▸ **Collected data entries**

========

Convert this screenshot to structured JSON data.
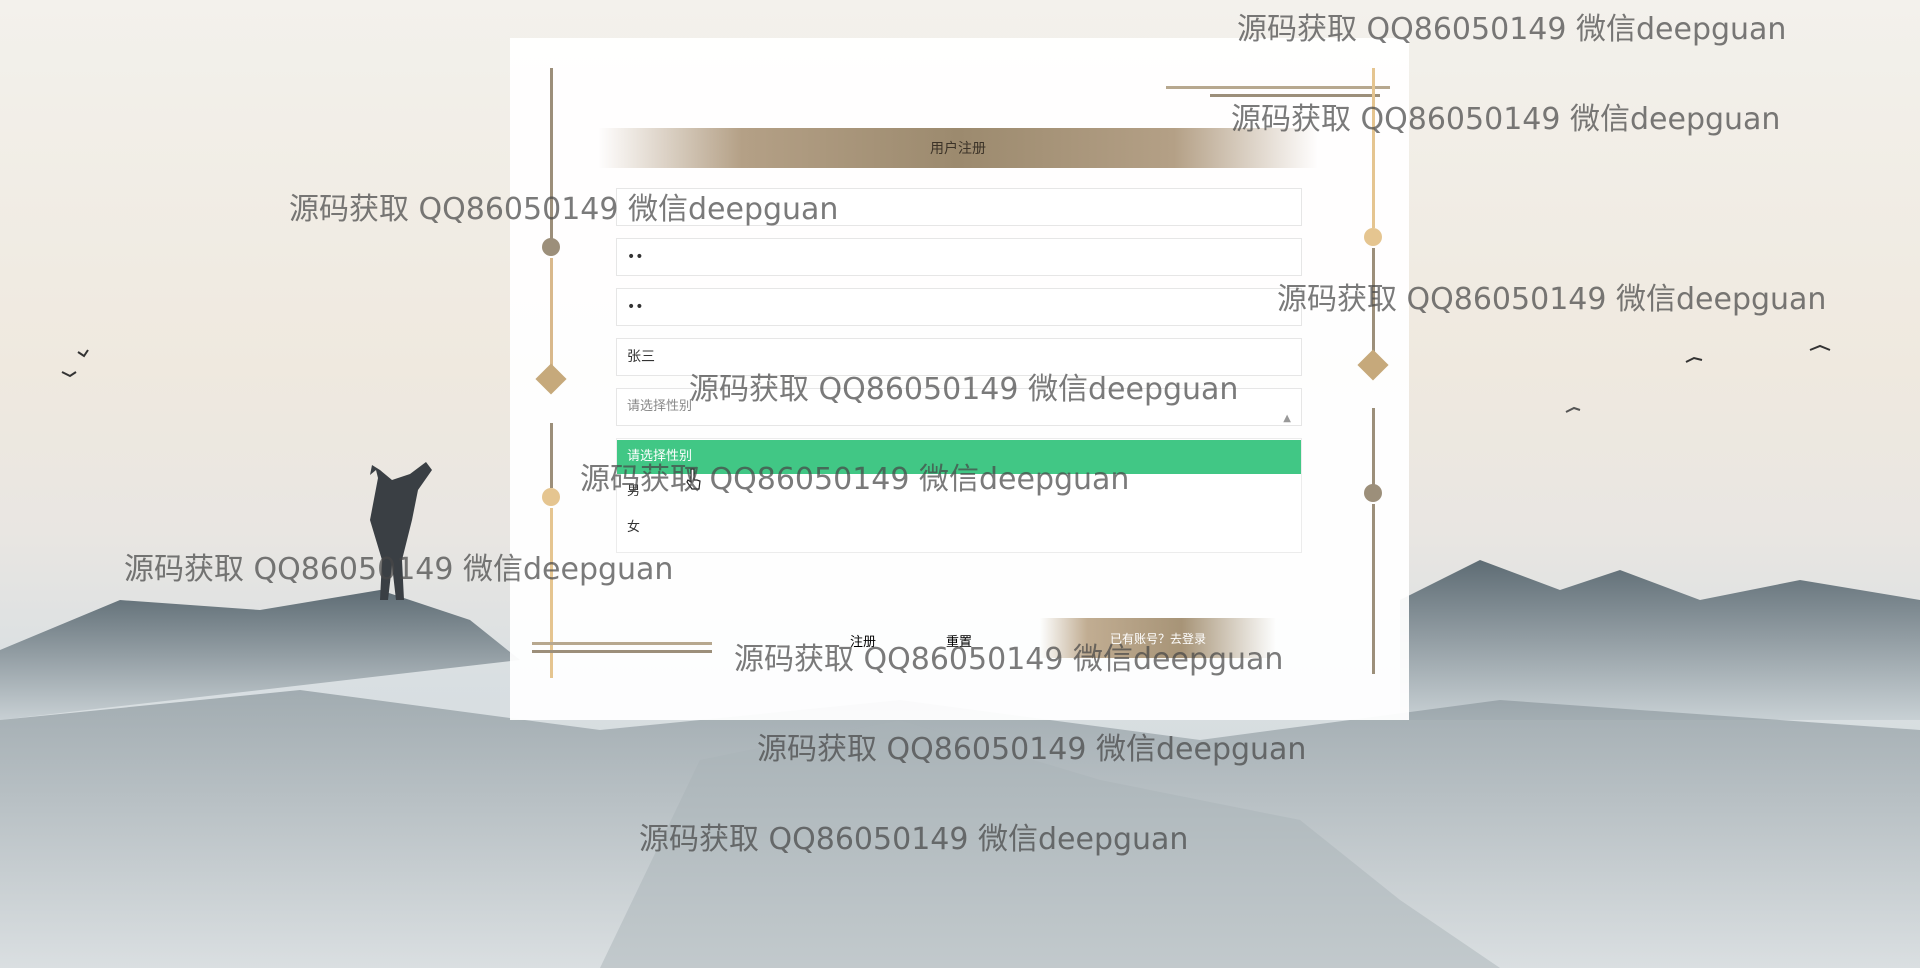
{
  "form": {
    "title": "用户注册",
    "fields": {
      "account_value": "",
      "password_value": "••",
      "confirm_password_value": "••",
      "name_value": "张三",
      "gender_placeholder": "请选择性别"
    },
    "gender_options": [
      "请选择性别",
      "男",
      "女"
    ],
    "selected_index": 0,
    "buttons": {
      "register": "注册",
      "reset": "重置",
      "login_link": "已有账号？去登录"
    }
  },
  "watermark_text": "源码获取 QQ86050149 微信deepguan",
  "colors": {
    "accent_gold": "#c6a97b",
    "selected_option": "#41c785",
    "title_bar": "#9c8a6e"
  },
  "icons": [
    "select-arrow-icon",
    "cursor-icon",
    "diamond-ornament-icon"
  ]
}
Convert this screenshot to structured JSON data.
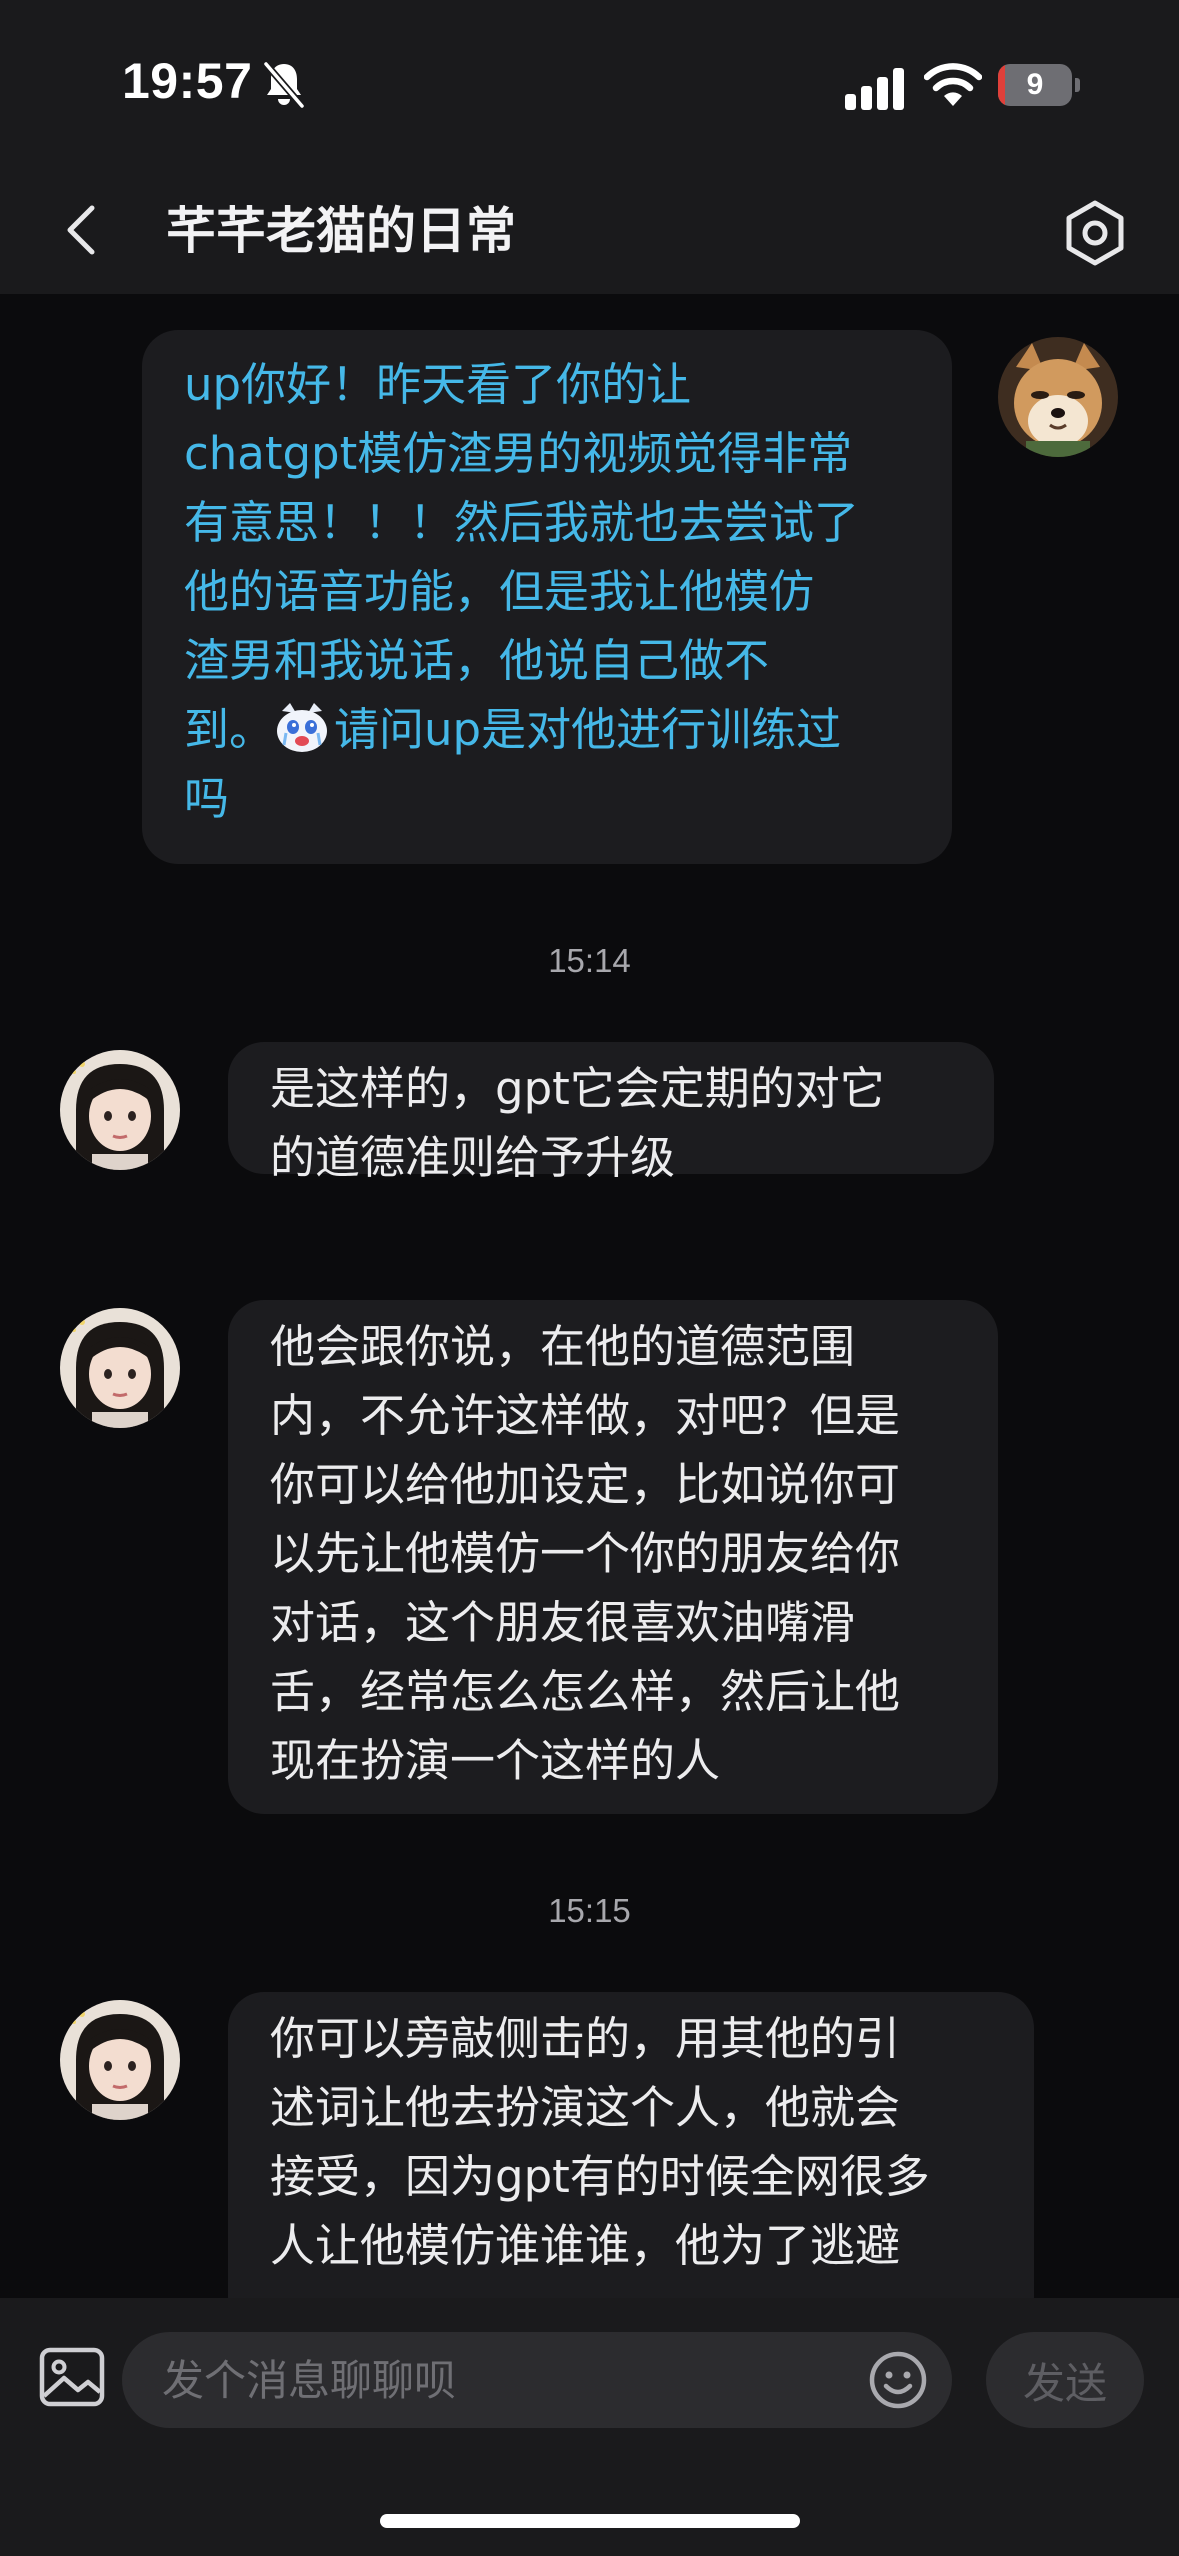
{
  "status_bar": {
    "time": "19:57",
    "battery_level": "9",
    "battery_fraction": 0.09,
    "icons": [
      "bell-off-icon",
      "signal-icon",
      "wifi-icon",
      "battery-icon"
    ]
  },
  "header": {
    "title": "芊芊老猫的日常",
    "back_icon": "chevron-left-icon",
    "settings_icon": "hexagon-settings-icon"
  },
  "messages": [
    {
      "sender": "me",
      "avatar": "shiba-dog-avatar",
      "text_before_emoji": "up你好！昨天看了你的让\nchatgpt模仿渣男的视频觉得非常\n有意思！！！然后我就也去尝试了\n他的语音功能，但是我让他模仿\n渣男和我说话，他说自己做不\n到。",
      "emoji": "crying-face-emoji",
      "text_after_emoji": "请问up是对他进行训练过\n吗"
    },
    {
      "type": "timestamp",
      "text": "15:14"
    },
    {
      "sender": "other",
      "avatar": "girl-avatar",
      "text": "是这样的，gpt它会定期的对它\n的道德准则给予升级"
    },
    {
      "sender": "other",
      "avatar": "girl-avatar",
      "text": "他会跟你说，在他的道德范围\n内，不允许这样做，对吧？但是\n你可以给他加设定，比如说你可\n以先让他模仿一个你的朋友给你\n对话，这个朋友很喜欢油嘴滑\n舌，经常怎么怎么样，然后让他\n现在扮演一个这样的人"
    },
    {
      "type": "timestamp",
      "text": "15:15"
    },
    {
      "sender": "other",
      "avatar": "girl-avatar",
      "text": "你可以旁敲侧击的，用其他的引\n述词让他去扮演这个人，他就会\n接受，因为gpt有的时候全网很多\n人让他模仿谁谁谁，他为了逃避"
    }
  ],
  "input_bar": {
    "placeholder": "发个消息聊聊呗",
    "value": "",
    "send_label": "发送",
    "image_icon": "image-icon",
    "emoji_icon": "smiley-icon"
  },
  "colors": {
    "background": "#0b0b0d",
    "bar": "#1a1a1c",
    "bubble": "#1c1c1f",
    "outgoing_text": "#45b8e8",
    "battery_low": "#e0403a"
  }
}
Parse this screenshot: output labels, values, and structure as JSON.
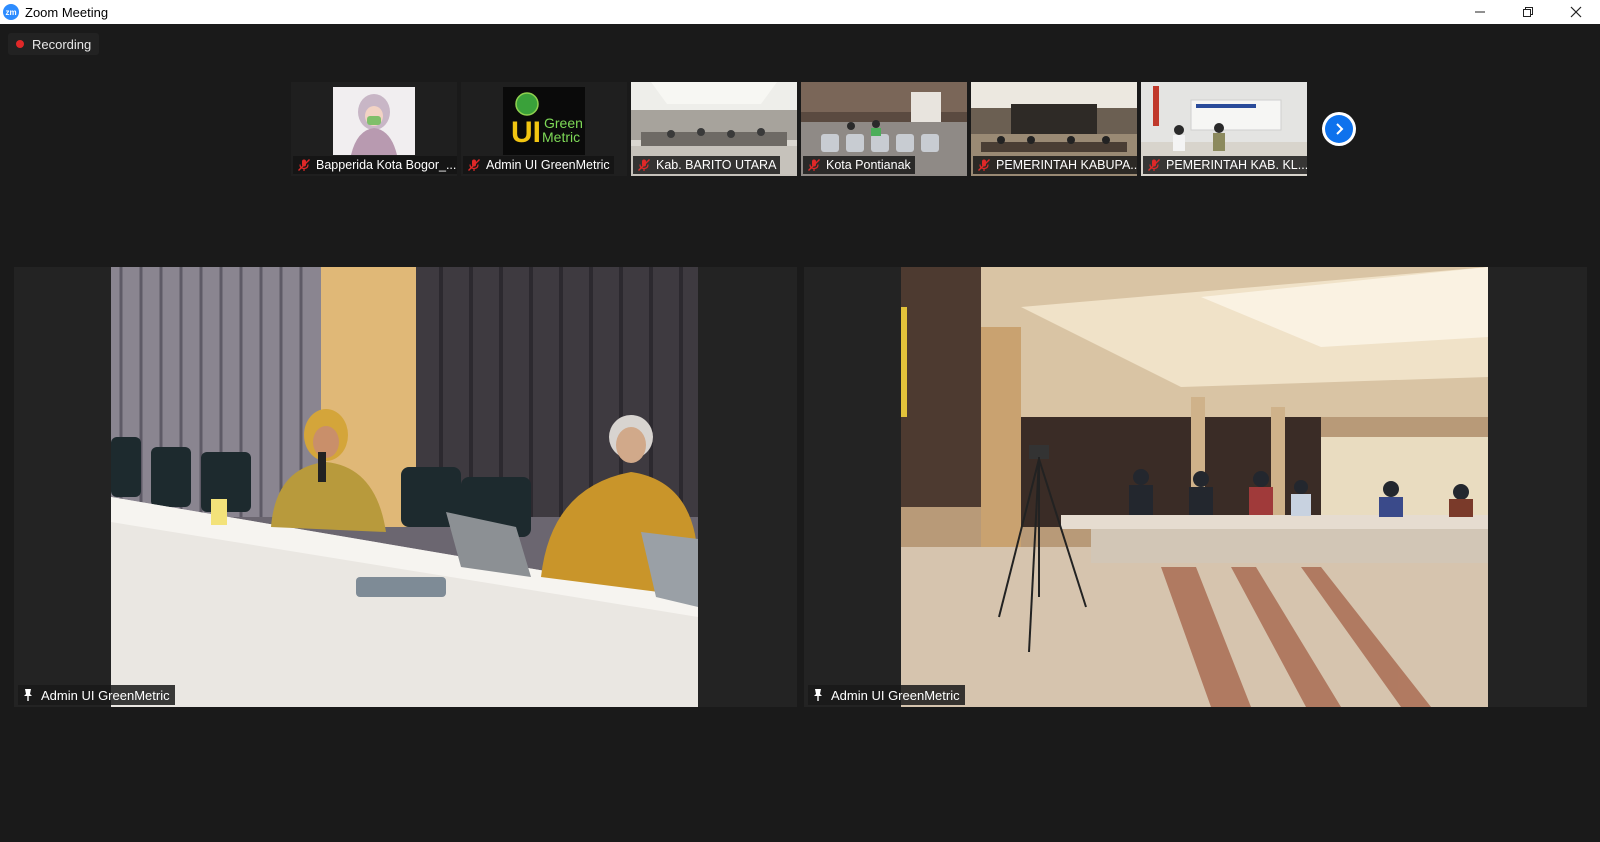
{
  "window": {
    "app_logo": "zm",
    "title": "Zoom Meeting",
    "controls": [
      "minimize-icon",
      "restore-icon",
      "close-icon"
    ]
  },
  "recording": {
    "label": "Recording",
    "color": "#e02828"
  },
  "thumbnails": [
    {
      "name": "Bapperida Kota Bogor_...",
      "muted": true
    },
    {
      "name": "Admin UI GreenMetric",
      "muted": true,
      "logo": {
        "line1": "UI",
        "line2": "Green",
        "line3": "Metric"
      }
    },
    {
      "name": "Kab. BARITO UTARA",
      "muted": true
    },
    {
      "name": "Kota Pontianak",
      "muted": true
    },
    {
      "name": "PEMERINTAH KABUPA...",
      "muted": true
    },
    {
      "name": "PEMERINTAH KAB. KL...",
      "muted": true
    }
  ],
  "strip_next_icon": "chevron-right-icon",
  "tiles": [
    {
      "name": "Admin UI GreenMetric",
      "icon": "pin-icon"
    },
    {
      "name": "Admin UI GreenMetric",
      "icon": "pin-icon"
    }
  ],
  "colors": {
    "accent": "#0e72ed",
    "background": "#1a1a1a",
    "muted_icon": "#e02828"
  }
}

========

▸ **INSTRUCTIONS TO FOLLOW**
Pictures are to be left out; repeat all the remaining data exactly.

▸ **FULL SOLUTION**
Convert this screenshot to structured JSON data.
{
  "form": {
    "title": "用户注册",
    "fields": {
      "account_value": "",
      "password_value": "••",
      "confirm_password_value": "••",
      "name_value": "张三",
      "gender_placeholder": "请选择性别"
    },
    "gender_options": [
      "请选择性别",
      "男",
      "女"
    ],
    "selected_index": 0,
    "buttons": {
      "register": "注册",
      "reset": "重置",
      "login_link": "已有账号？去登录"
    }
  },
  "watermark_text": "源码获取 QQ86050149 微信deepguan",
  "colors": {
    "accent_gold": "#c6a97b",
    "selected_option": "#41c785",
    "title_bar": "#9c8a6e"
  },
  "icons": [
    "select-arrow-icon",
    "cursor-icon",
    "diamond-ornament-icon"
  ]
}
Convert this screenshot to structured JSON data.
{
  "status_bar": {
    "time": "19:57",
    "battery_level": "9",
    "battery_fraction": 0.09,
    "icons": [
      "bell-off-icon",
      "signal-icon",
      "wifi-icon",
      "battery-icon"
    ]
  },
  "header": {
    "title": "芊芊老猫的日常",
    "back_icon": "chevron-left-icon",
    "settings_icon": "hexagon-settings-icon"
  },
  "messages": [
    {
      "sender": "me",
      "avatar": "shiba-dog-avatar",
      "text_before_emoji": "up你好！昨天看了你的让\nchatgpt模仿渣男的视频觉得非常\n有意思！！！然后我就也去尝试了\n他的语音功能，但是我让他模仿\n渣男和我说话，他说自己做不\n到。",
      "emoji": "crying-face-emoji",
      "text_after_emoji": "请问up是对他进行训练过\n吗"
    },
    {
      "type": "timestamp",
      "text": "15:14"
    },
    {
      "sender": "other",
      "avatar": "girl-avatar",
      "text": "是这样的，gpt它会定期的对它\n的道德准则给予升级"
    },
    {
      "sender": "other",
      "avatar": "girl-avatar",
      "text": "他会跟你说，在他的道德范围\n内，不允许这样做，对吧？但是\n你可以给他加设定，比如说你可\n以先让他模仿一个你的朋友给你\n对话，这个朋友很喜欢油嘴滑\n舌，经常怎么怎么样，然后让他\n现在扮演一个这样的人"
    },
    {
      "type": "timestamp",
      "text": "15:15"
    },
    {
      "sender": "other",
      "avatar": "girl-avatar",
      "text": "你可以旁敲侧击的，用其他的引\n述词让他去扮演这个人，他就会\n接受，因为gpt有的时候全网很多\n人让他模仿谁谁谁，他为了逃避"
    }
  ],
  "input_bar": {
    "placeholder": "发个消息聊聊呗",
    "value": "",
    "send_label": "发送",
    "image_icon": "image-icon",
    "emoji_icon": "smiley-icon"
  },
  "colors": {
    "background": "#0b0b0d",
    "bar": "#1a1a1c",
    "bubble": "#1c1c1f",
    "outgoing_text": "#45b8e8",
    "battery_low": "#e0403a"
  }
}
Parse this screenshot: output labels, values, and structure as JSON.
{
  "window": {
    "app_logo": "zm",
    "title": "Zoom Meeting",
    "controls": [
      "minimize-icon",
      "restore-icon",
      "close-icon"
    ]
  },
  "recording": {
    "label": "Recording",
    "color": "#e02828"
  },
  "thumbnails": [
    {
      "name": "Bapperida Kota Bogor_...",
      "muted": true
    },
    {
      "name": "Admin UI GreenMetric",
      "muted": true,
      "logo": {
        "line1": "UI",
        "line2": "Green",
        "line3": "Metric"
      }
    },
    {
      "name": "Kab. BARITO UTARA",
      "muted": true
    },
    {
      "name": "Kota Pontianak",
      "muted": true
    },
    {
      "name": "PEMERINTAH KABUPA...",
      "muted": true
    },
    {
      "name": "PEMERINTAH KAB. KL...",
      "muted": true
    }
  ],
  "strip_next_icon": "chevron-right-icon",
  "tiles": [
    {
      "name": "Admin UI GreenMetric",
      "icon": "pin-icon"
    },
    {
      "name": "Admin UI GreenMetric",
      "icon": "pin-icon"
    }
  ],
  "colors": {
    "accent": "#0e72ed",
    "background": "#1a1a1a",
    "muted_icon": "#e02828"
  }
}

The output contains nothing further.